### EXTRACTED INFORMATION
• • • • • • •

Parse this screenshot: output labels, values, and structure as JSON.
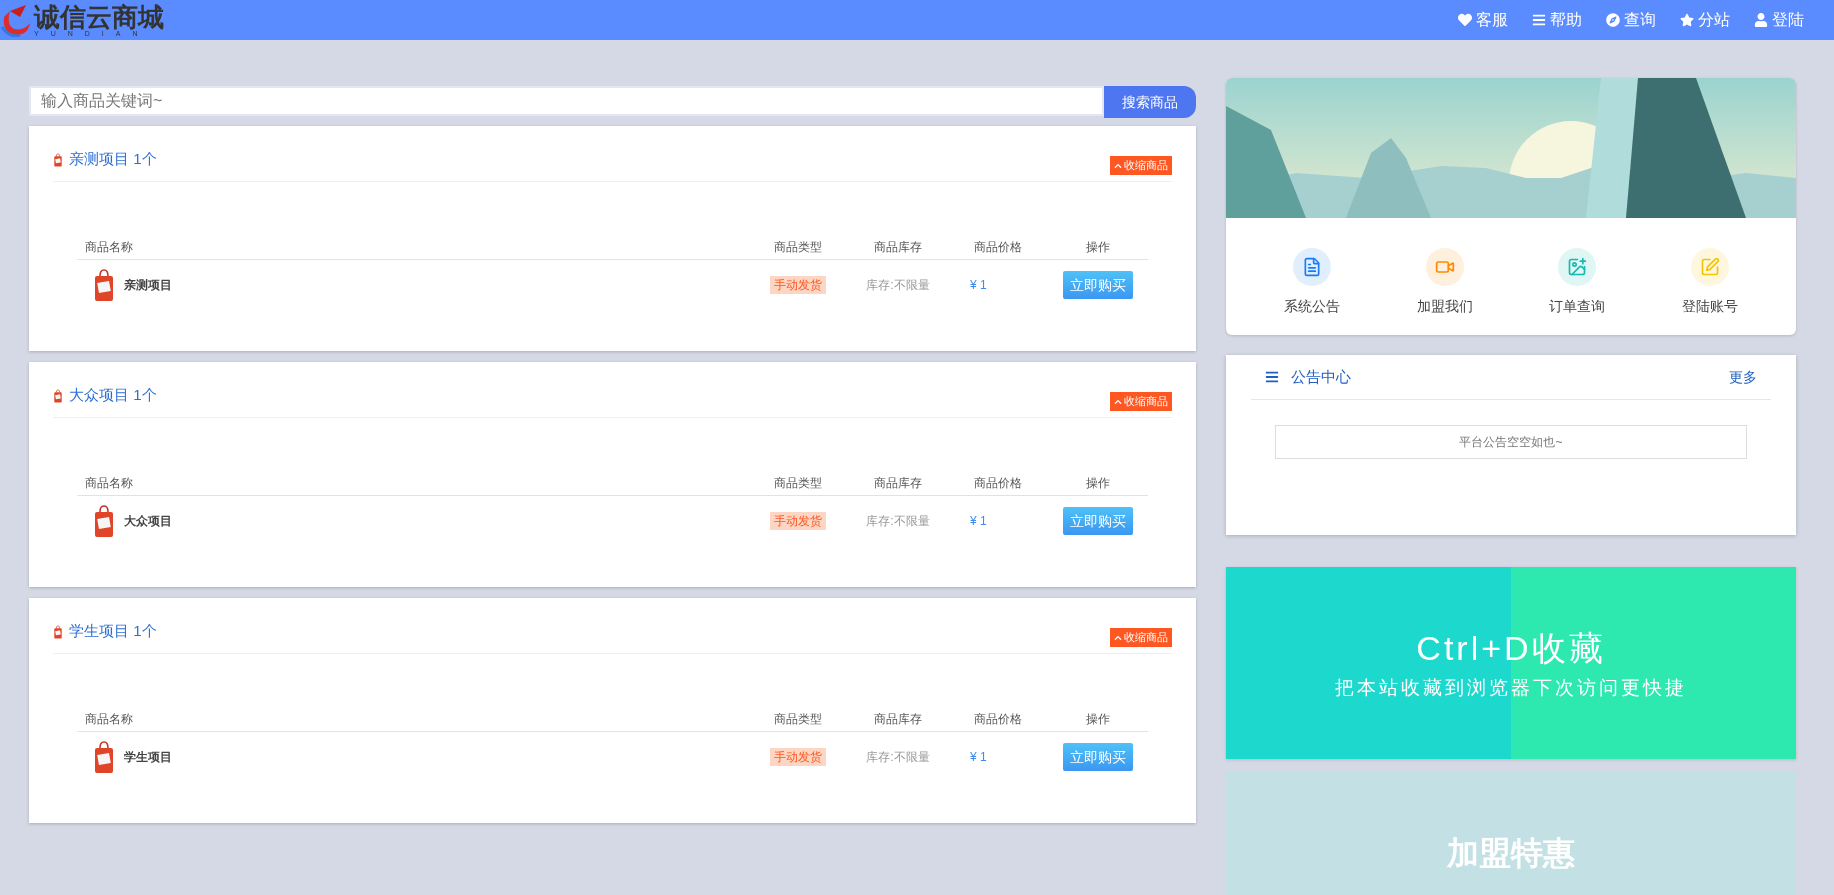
{
  "header": {
    "logo_text": "诚信云商城",
    "logo_subtext": "YUNDIAN",
    "nav": [
      {
        "kind": "heart",
        "label": "客服"
      },
      {
        "kind": "menu",
        "label": "帮助"
      },
      {
        "kind": "compass",
        "label": "查询"
      },
      {
        "kind": "star",
        "label": "分站"
      },
      {
        "kind": "user",
        "label": "登陆"
      }
    ]
  },
  "search": {
    "placeholder": "输入商品关键词~",
    "button": "搜索商品"
  },
  "categories": [
    {
      "title": "亲测项目",
      "count": "1个",
      "collapse": "收缩商品",
      "columns": [
        "商品名称",
        "商品类型",
        "商品库存",
        "商品价格",
        "操作"
      ],
      "rows": [
        {
          "name": "亲测项目",
          "type": "手动发货",
          "stock": "库存:不限量",
          "price": "¥ 1",
          "action": "立即购买"
        }
      ]
    },
    {
      "title": "大众项目",
      "count": "1个",
      "collapse": "收缩商品",
      "columns": [
        "商品名称",
        "商品类型",
        "商品库存",
        "商品价格",
        "操作"
      ],
      "rows": [
        {
          "name": "大众项目",
          "type": "手动发货",
          "stock": "库存:不限量",
          "price": "¥ 1",
          "action": "立即购买"
        }
      ]
    },
    {
      "title": "学生项目",
      "count": "1个",
      "collapse": "收缩商品",
      "columns": [
        "商品名称",
        "商品类型",
        "商品库存",
        "商品价格",
        "操作"
      ],
      "rows": [
        {
          "name": "学生项目",
          "type": "手动发货",
          "stock": "库存:不限量",
          "price": "¥ 1",
          "action": "立即购买"
        }
      ]
    }
  ],
  "quick_links": [
    {
      "kind": "document",
      "label": "系统公告",
      "color": "#1a7cf5"
    },
    {
      "kind": "video",
      "label": "加盟我们",
      "color": "#ff8a00"
    },
    {
      "kind": "order",
      "label": "订单查询",
      "color": "#17b8b0"
    },
    {
      "kind": "edit",
      "label": "登陆账号",
      "color": "#f5c400"
    }
  ],
  "notice": {
    "title": "公告中心",
    "more": "更多",
    "empty": "平台公告空空如也~"
  },
  "bookmark_banner": {
    "title": "Ctrl+D收藏",
    "subtitle": "把本站收藏到浏览器下次访问更快捷"
  },
  "join_banner": {
    "title": "加盟特惠"
  }
}
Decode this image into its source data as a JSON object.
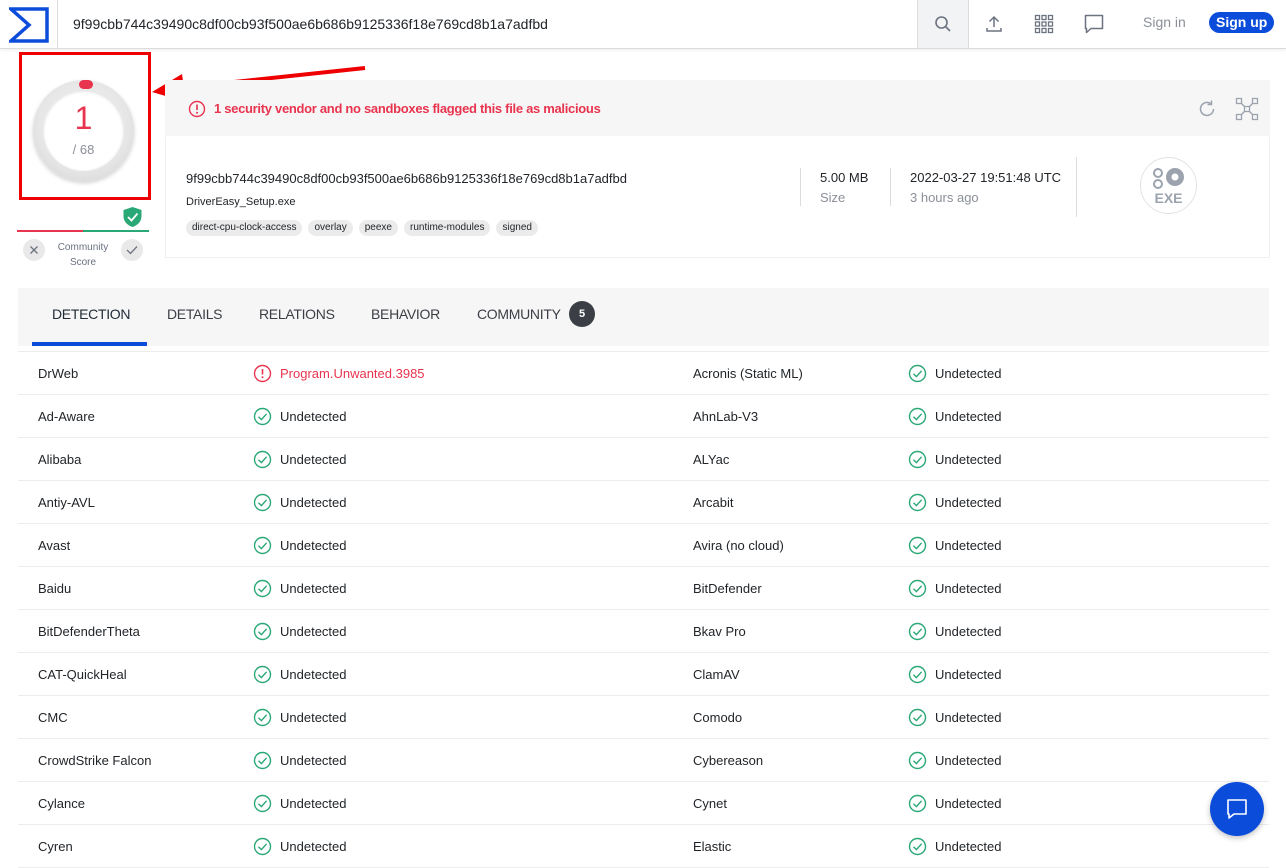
{
  "search": {
    "value": "9f99cbb744c39490c8df00cb93f500ae6b686b9125336f18e769cd8b1a7adfbd"
  },
  "header": {
    "signin_label": "Sign in",
    "signup_label": "Sign up"
  },
  "score": {
    "positives": "1",
    "total": "/ 68",
    "community_label_line1": "Community",
    "community_label_line2": "Score"
  },
  "alert": {
    "message": "1 security vendor and no sandboxes flagged this file as malicious"
  },
  "file": {
    "hash": "9f99cbb744c39490c8df00cb93f500ae6b686b9125336f18e769cd8b1a7adfbd",
    "name": "DriverEasy_Setup.exe",
    "tags": [
      "direct-cpu-clock-access",
      "overlay",
      "peexe",
      "runtime-modules",
      "signed"
    ],
    "size_value": "5.00 MB",
    "size_label": "Size",
    "date_value": "2022-03-27 19:51:48 UTC",
    "date_label": "3 hours ago",
    "type_label": "EXE"
  },
  "tabs": [
    {
      "label": "DETECTION"
    },
    {
      "label": "DETAILS"
    },
    {
      "label": "RELATIONS"
    },
    {
      "label": "BEHAVIOR"
    },
    {
      "label": "COMMUNITY"
    }
  ],
  "community_count": "5",
  "colors": {
    "accent": "#0b4dda",
    "malicious": "#e8344e",
    "clean": "#2aa876"
  },
  "detections": [
    {
      "engine": "DrWeb",
      "result": "Program.Unwanted.3985",
      "status": "malicious",
      "engine2": "Acronis (Static ML)",
      "result2": "Undetected",
      "status2": "clean"
    },
    {
      "engine": "Ad-Aware",
      "result": "Undetected",
      "status": "clean",
      "engine2": "AhnLab-V3",
      "result2": "Undetected",
      "status2": "clean"
    },
    {
      "engine": "Alibaba",
      "result": "Undetected",
      "status": "clean",
      "engine2": "ALYac",
      "result2": "Undetected",
      "status2": "clean"
    },
    {
      "engine": "Antiy-AVL",
      "result": "Undetected",
      "status": "clean",
      "engine2": "Arcabit",
      "result2": "Undetected",
      "status2": "clean"
    },
    {
      "engine": "Avast",
      "result": "Undetected",
      "status": "clean",
      "engine2": "Avira (no cloud)",
      "result2": "Undetected",
      "status2": "clean"
    },
    {
      "engine": "Baidu",
      "result": "Undetected",
      "status": "clean",
      "engine2": "BitDefender",
      "result2": "Undetected",
      "status2": "clean"
    },
    {
      "engine": "BitDefenderTheta",
      "result": "Undetected",
      "status": "clean",
      "engine2": "Bkav Pro",
      "result2": "Undetected",
      "status2": "clean"
    },
    {
      "engine": "CAT-QuickHeal",
      "result": "Undetected",
      "status": "clean",
      "engine2": "ClamAV",
      "result2": "Undetected",
      "status2": "clean"
    },
    {
      "engine": "CMC",
      "result": "Undetected",
      "status": "clean",
      "engine2": "Comodo",
      "result2": "Undetected",
      "status2": "clean"
    },
    {
      "engine": "CrowdStrike Falcon",
      "result": "Undetected",
      "status": "clean",
      "engine2": "Cybereason",
      "result2": "Undetected",
      "status2": "clean"
    },
    {
      "engine": "Cylance",
      "result": "Undetected",
      "status": "clean",
      "engine2": "Cynet",
      "result2": "Undetected",
      "status2": "clean"
    },
    {
      "engine": "Cyren",
      "result": "Undetected",
      "status": "clean",
      "engine2": "Elastic",
      "result2": "Undetected",
      "status2": "clean"
    }
  ]
}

• • • • • • •

### THE PROBLEM
Select every line in the records above that contains the word "JSON".

### REPLY TO THE EXERCISE
Parse this screenshot: output labels, values, and structure as JSON.
Decode this image into its source data as a JSON object.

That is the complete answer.